**Set problem:**
Count the lines below that contain the word "narratives", and reply with only that number.

(Stored records)

──────────────────────────────

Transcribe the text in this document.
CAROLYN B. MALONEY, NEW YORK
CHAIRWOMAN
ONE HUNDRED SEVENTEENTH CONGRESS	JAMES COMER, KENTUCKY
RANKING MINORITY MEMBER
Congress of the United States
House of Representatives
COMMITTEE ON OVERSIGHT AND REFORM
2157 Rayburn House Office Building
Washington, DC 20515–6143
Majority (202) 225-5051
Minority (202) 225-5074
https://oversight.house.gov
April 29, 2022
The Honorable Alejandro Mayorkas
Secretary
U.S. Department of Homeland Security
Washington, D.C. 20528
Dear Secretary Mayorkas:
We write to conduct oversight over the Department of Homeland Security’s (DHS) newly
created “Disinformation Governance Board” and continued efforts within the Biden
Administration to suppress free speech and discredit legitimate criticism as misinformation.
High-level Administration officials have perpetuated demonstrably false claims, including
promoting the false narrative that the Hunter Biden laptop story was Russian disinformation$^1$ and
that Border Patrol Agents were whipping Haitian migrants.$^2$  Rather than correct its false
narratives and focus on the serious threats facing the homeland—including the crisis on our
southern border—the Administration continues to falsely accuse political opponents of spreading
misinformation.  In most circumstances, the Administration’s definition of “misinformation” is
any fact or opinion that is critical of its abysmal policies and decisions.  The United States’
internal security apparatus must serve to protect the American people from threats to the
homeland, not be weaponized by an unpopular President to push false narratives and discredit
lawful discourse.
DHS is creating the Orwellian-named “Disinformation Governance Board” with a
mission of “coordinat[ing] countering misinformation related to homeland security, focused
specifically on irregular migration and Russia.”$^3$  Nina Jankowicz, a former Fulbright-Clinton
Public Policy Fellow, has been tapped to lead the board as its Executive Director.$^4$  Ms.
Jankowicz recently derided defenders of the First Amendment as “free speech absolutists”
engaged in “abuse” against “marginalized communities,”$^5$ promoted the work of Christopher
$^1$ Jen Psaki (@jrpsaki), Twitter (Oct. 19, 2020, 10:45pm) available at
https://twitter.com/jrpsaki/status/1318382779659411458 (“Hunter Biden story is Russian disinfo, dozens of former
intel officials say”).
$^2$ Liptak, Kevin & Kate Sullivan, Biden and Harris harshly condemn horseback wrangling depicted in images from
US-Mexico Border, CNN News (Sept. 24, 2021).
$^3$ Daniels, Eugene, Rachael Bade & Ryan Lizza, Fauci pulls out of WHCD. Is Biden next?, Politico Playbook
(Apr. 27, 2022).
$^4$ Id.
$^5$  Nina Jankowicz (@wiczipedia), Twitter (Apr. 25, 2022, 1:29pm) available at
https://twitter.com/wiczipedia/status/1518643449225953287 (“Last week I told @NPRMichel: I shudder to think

──────────────────────────────

**Result of the task:**
2